[START]
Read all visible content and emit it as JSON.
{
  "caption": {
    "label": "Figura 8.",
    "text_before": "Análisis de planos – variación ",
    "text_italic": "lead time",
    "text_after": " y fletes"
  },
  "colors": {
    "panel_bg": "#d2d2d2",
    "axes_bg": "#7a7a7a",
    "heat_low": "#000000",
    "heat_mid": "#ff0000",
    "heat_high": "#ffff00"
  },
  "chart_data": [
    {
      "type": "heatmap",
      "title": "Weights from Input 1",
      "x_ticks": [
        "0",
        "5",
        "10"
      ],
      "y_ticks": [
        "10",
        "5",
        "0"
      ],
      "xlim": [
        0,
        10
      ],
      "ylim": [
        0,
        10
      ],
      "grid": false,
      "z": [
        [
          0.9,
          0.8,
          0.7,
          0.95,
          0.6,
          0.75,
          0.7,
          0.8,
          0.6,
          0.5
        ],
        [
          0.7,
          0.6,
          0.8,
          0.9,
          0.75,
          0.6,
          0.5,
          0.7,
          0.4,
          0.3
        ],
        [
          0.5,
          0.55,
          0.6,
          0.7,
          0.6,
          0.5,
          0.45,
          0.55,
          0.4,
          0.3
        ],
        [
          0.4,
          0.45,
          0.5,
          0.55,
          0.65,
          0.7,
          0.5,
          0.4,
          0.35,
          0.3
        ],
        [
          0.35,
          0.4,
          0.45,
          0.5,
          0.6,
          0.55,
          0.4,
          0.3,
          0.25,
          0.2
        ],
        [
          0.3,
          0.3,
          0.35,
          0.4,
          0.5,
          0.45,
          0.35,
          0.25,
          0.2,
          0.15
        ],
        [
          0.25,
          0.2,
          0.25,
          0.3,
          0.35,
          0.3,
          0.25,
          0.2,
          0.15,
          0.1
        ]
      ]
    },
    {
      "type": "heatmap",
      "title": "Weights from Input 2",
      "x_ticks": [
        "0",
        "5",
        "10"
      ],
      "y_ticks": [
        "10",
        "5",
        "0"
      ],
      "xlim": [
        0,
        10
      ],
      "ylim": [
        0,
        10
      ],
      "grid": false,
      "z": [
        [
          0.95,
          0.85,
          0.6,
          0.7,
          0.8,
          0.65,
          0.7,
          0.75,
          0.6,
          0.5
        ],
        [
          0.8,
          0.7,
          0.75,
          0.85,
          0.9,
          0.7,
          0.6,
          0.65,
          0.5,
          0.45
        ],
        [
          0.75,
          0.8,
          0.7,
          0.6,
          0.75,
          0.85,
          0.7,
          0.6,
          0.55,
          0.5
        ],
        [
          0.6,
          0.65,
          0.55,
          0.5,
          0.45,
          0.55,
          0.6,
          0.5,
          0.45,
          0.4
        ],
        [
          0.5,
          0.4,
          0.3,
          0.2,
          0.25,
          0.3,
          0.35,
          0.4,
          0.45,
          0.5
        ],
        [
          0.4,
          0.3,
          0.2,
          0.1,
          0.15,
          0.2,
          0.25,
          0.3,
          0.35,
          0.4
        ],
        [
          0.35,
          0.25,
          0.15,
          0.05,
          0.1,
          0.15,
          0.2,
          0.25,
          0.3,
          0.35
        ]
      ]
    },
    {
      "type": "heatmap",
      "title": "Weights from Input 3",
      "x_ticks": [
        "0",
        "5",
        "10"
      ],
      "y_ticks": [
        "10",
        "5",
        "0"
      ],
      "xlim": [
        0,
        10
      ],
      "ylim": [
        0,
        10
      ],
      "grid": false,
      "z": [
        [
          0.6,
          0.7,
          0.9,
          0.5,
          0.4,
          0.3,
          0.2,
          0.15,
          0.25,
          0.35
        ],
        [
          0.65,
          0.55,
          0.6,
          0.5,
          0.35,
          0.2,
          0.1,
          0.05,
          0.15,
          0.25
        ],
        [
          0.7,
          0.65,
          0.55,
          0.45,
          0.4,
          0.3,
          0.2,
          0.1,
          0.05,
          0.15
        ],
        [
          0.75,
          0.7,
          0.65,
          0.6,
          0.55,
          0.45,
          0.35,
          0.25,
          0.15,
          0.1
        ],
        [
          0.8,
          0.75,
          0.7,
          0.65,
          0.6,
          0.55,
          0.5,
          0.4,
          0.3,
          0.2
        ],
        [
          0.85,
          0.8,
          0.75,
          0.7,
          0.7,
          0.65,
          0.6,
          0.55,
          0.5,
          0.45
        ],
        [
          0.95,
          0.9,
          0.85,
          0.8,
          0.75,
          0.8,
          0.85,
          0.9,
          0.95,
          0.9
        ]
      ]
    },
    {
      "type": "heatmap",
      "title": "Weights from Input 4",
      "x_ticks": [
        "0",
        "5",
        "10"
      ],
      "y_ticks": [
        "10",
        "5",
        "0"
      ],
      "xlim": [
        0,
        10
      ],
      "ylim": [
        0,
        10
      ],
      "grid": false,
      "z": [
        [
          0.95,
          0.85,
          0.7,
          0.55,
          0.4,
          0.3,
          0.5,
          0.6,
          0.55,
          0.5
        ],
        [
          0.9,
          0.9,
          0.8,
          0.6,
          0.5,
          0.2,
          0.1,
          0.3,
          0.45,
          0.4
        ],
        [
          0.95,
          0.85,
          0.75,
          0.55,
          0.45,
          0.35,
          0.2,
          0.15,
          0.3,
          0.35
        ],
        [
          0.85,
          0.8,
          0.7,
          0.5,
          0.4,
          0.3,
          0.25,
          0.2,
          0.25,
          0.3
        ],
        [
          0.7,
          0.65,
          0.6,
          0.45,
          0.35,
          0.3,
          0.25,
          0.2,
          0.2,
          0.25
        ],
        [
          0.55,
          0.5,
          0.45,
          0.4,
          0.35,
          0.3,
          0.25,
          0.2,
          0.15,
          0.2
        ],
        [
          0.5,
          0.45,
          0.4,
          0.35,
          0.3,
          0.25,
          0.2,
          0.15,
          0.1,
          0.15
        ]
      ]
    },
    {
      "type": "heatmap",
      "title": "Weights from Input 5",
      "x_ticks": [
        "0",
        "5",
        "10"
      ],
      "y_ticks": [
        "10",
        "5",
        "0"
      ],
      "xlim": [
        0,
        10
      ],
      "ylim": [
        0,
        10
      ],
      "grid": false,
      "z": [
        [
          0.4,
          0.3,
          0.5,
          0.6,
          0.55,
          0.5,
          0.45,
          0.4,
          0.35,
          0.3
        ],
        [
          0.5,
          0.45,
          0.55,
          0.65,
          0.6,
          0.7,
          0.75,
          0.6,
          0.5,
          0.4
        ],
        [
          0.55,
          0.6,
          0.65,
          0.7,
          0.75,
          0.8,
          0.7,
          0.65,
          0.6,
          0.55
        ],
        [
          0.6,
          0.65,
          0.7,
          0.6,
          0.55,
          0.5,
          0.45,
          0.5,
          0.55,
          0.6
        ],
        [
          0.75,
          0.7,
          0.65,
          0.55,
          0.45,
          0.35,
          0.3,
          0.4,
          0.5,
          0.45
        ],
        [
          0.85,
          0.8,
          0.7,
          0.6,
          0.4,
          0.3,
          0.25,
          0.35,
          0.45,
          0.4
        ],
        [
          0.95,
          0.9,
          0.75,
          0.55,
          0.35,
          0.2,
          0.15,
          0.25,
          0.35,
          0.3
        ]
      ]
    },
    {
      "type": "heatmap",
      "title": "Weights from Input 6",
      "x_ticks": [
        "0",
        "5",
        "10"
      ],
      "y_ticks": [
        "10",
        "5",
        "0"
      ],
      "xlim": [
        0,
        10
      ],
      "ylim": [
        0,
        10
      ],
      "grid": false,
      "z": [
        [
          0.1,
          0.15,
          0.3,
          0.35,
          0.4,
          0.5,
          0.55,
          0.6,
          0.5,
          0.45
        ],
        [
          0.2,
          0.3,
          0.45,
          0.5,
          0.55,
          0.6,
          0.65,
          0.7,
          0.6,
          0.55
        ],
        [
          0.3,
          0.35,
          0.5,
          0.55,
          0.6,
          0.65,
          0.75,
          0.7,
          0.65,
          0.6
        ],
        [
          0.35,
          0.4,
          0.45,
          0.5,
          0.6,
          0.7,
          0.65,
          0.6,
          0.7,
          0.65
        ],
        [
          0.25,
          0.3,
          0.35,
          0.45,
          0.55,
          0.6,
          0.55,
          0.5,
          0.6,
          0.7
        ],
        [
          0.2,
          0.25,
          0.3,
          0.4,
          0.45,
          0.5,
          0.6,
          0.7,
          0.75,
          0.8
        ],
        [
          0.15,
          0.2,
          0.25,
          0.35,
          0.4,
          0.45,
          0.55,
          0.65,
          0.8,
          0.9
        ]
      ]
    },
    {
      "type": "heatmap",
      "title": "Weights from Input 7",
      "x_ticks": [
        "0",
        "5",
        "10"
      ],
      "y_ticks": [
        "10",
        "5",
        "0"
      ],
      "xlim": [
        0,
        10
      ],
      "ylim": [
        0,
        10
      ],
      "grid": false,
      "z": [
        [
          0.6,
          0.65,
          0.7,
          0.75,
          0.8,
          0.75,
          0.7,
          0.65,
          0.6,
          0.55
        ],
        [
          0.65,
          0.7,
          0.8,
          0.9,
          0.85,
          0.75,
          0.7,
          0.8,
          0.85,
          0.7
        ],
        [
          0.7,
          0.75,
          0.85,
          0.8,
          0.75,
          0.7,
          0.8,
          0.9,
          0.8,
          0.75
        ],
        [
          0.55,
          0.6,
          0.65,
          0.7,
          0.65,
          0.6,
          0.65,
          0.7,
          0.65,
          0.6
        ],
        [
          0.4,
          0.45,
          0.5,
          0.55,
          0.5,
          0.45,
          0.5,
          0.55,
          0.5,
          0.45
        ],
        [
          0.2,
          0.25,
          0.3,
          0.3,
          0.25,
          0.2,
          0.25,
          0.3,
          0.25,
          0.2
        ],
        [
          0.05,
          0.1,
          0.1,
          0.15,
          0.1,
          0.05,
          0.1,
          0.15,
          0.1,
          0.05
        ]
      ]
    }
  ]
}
[END]
[START]
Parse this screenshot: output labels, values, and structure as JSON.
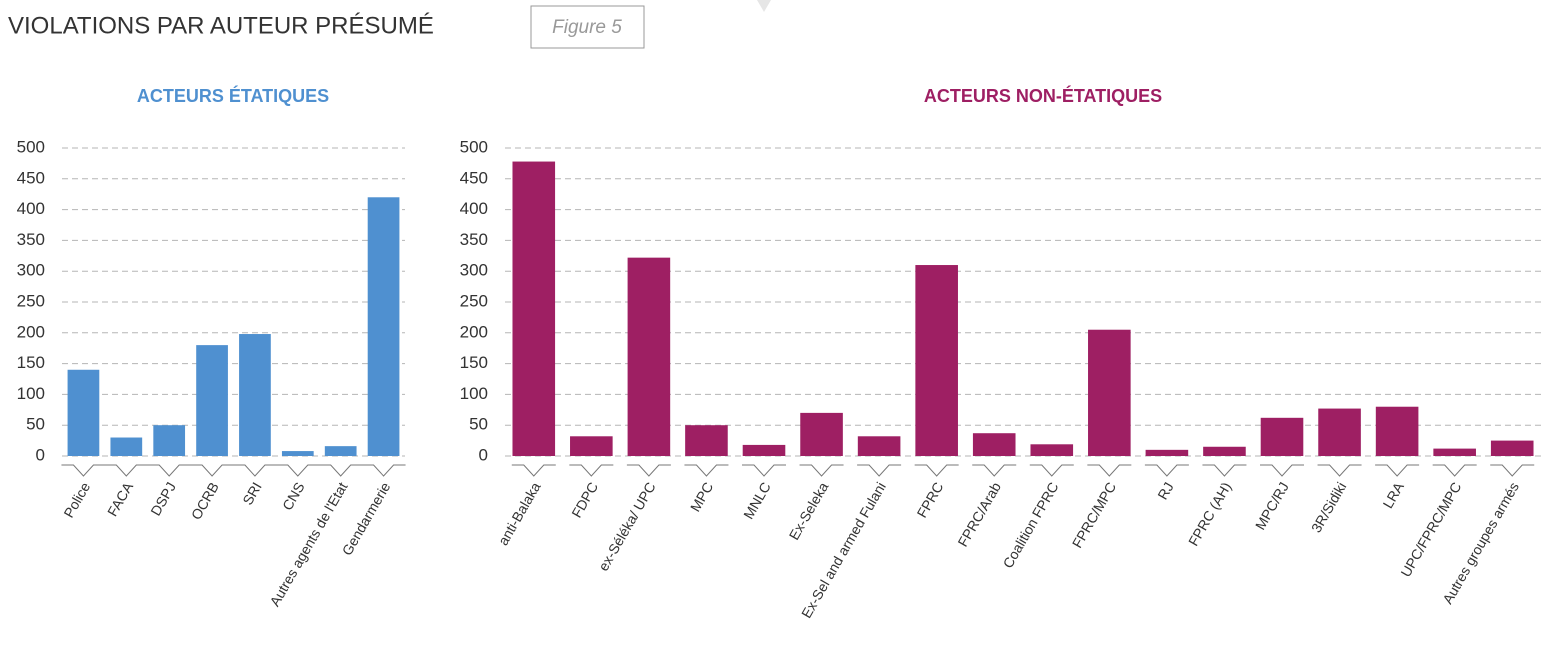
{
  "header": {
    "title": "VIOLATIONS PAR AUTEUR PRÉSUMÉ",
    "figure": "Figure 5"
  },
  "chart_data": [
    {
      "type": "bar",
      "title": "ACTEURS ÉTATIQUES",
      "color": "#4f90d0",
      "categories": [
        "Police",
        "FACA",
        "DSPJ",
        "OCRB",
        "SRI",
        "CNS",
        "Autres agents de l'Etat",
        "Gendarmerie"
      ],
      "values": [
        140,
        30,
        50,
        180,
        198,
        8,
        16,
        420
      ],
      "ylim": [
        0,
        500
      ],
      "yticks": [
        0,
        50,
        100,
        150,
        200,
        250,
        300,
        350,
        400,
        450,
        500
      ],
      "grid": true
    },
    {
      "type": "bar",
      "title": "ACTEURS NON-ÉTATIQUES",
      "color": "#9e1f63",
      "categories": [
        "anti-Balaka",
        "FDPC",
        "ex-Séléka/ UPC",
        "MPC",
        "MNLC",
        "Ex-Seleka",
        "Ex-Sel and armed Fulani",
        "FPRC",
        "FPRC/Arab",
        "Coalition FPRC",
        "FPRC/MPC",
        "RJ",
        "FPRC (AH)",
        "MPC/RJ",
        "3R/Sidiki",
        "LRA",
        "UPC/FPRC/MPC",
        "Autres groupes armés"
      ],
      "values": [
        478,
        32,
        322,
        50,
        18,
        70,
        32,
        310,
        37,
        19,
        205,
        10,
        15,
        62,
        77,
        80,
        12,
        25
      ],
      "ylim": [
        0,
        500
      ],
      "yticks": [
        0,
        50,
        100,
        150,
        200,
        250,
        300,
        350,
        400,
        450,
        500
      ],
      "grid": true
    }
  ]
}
[END]
◆ **Problem to work on**
Find the number of lines in which the word "ACTEURS" occurs, and write nothing but that number.

◆ **Worked answer**
2